# START OF PROVIDED TEXT

Photograph courtesy of Ines Mair.  Taken yesterday in Pfaffenhofen, Tirol, Austria.  The glass was purchased in Philadelphia by her husband Gerald Mair when he was a visiting student at the University of Pennsylvania Law School decades ago.

The story of the Penn motto:

Penn's motto is based on a line from Horace's III.24 (Book 3, Ode 24), quid leges sine moribus vanae proficiunt? ("of what avail empty laws without [good] morals?"). From 1756 to 1898, the motto read Sine Moribus Vanae. When it was pointed out that the motto could be translated as "Loose women without morals", the university quickly changed the motto to literae sine moribus vanae ("Letters without morals [are] useless"). In 1932, all elements of the seal were revised. As part of the redesign, it was decided that the new motto "mutilated" Horace, and it was changed to its present wording, Leges Sine Moribus Vanae ("Laws without morals [are] useless").


I rather like what we have ended up with.


At least some early Latin texts have leces = leges (e. g., Eph. Ep. 19).


  1. Michael Watts said,

    February 10, 2019 @ 3:38 am

    Does Latin allow omitting the verb like that? In the same way that "sine moribus vanae" means "evil women without morals" (I don't see a sense for "loose women" among those listed here), "leges sine moribus vanae" looks more like "useless laws without morals". But I'm out of practice.

    It's not surprising for early texts to have LECES instead of LEGES, since the letter G is a later innovation. Compare the abbreviation for the name Gaius, which is C.

  2. Michael Watts said,

    February 10, 2019 @ 3:45 am

    In fact, on further inspection, "leges sine moribus vanae" is a complete noun phrase in Horace's original rhetorical question, and it means "useless laws without morals". It seems like the worst possible choice for an extract from the quote.

# END OF PROVIDED TEXT
# START OF RECORDS

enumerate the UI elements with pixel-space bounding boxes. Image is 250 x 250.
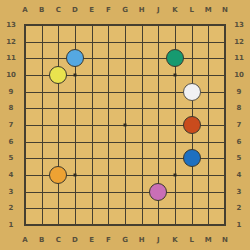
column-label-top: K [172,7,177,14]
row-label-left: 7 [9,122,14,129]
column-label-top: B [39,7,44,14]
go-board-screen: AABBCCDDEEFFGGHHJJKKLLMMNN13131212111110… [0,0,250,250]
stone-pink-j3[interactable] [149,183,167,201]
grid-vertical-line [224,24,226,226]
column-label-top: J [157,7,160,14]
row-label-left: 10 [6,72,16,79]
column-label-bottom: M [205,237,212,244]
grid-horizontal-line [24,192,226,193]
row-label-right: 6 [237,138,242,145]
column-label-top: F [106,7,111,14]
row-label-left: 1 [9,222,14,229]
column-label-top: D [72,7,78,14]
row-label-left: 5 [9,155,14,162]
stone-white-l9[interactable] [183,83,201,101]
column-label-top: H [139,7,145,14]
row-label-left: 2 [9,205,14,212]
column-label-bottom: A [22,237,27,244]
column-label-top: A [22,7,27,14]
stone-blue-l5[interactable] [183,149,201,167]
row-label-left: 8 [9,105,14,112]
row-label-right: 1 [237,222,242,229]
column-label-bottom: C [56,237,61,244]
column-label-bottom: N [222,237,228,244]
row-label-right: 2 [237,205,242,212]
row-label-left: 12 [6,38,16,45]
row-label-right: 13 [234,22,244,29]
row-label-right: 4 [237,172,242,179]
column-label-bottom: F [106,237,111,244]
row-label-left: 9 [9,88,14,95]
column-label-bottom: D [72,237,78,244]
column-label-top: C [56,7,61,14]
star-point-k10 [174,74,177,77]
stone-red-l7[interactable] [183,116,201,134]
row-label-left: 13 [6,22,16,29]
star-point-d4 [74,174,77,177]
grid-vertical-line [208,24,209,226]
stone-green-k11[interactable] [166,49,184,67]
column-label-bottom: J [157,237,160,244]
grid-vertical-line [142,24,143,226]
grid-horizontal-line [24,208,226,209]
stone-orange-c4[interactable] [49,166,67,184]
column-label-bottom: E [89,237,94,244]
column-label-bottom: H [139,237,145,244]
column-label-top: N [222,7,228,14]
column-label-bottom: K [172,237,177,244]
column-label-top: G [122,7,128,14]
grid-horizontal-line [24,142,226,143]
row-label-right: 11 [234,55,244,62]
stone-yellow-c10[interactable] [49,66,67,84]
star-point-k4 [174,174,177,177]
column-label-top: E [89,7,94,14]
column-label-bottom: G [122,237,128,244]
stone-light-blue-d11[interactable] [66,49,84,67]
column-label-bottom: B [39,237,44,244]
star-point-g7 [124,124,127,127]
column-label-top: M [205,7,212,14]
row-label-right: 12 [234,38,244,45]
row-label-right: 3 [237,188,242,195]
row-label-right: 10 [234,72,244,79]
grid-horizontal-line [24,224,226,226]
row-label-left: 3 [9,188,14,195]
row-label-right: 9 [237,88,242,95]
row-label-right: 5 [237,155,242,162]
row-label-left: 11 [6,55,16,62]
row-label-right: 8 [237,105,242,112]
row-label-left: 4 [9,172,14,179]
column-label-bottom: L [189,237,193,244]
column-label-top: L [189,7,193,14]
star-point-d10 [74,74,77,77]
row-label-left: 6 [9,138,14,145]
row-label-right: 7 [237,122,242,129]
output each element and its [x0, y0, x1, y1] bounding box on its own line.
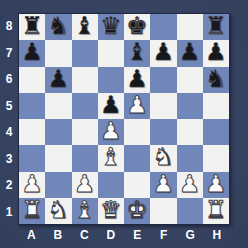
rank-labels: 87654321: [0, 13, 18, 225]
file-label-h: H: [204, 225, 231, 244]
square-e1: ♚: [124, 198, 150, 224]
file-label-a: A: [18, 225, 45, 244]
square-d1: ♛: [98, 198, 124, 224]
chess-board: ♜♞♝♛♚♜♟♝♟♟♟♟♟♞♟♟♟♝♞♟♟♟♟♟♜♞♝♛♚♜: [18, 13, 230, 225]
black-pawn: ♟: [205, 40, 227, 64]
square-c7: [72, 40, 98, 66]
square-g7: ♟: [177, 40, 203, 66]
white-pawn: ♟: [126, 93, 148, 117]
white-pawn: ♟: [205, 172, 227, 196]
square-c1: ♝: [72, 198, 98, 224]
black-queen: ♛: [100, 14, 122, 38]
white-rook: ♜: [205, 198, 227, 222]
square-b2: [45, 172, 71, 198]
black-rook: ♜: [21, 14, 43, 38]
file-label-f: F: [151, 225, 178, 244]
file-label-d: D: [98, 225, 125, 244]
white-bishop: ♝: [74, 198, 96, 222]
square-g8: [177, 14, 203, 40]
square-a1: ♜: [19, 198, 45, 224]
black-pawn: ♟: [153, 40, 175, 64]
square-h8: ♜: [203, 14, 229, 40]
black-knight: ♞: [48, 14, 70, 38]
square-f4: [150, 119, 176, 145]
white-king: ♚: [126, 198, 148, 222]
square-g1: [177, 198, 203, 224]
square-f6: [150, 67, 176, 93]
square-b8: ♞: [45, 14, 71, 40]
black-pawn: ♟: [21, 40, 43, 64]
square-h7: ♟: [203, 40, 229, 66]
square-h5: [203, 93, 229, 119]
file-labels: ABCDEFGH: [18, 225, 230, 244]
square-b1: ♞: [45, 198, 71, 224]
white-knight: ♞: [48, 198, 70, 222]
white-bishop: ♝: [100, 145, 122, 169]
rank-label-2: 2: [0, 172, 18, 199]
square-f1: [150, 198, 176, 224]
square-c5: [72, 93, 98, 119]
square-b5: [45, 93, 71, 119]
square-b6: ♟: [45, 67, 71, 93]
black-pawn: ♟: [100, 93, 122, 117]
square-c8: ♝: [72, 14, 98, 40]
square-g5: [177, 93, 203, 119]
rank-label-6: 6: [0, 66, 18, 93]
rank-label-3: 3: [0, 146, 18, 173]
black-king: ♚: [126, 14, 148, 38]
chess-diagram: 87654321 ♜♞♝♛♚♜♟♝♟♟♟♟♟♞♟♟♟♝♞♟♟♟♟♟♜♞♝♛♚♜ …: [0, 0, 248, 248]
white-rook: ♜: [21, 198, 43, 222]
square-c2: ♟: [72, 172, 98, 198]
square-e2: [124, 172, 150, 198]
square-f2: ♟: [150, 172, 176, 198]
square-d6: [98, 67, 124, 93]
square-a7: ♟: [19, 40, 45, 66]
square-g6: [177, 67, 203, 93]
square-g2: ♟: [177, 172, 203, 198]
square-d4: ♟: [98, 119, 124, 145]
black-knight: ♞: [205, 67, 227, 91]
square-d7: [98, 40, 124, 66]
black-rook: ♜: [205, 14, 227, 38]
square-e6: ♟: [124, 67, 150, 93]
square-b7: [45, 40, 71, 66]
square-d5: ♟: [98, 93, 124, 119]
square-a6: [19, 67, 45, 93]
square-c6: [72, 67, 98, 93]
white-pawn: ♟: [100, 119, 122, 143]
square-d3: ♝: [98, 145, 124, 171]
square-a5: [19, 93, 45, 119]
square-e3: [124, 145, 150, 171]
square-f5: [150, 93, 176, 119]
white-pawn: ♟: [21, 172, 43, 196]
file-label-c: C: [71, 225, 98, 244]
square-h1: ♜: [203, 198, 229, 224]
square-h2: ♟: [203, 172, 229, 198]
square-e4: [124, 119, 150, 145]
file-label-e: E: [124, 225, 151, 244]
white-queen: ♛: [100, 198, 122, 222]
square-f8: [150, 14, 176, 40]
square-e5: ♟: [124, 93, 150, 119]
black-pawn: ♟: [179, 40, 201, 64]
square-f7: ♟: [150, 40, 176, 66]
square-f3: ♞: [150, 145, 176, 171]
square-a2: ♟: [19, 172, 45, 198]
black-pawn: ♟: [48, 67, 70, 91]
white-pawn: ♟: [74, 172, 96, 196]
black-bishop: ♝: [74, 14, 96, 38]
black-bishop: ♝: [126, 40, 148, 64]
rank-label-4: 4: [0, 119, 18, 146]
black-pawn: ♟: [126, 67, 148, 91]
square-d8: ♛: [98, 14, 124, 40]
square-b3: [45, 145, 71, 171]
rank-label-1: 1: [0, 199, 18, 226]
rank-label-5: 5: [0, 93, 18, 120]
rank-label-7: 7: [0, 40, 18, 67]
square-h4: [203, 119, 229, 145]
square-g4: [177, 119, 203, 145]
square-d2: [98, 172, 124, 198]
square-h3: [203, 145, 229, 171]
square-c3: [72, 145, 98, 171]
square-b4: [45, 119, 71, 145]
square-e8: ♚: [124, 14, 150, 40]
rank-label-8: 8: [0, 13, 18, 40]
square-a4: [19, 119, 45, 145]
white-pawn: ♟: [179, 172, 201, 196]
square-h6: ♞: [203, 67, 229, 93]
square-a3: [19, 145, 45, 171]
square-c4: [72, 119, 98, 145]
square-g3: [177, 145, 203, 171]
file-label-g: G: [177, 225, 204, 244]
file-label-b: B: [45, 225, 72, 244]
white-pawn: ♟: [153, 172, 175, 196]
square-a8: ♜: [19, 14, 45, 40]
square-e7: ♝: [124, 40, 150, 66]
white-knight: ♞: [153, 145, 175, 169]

# END OF RECORDS

» CHALLENGES
#1 Can you print the passage of the Penn motto text between "February 10, 2019 @ 3:45" and "from the quote.", inclusive?
#2 In the Penn motto text, what did the motto read from 1756 to 1898?

» ANSWERS TO EACH TASK
#1
February 10, 2019 @ 3:45 am

    In fact, on further inspection, "leges sine moribus vanae" is a complete noun phrase in Horace's original rhetorical question, and it means "useless laws without morals". It seems like the worst possible choice for an extract from the quote.

#2 Sine Moribus Vanae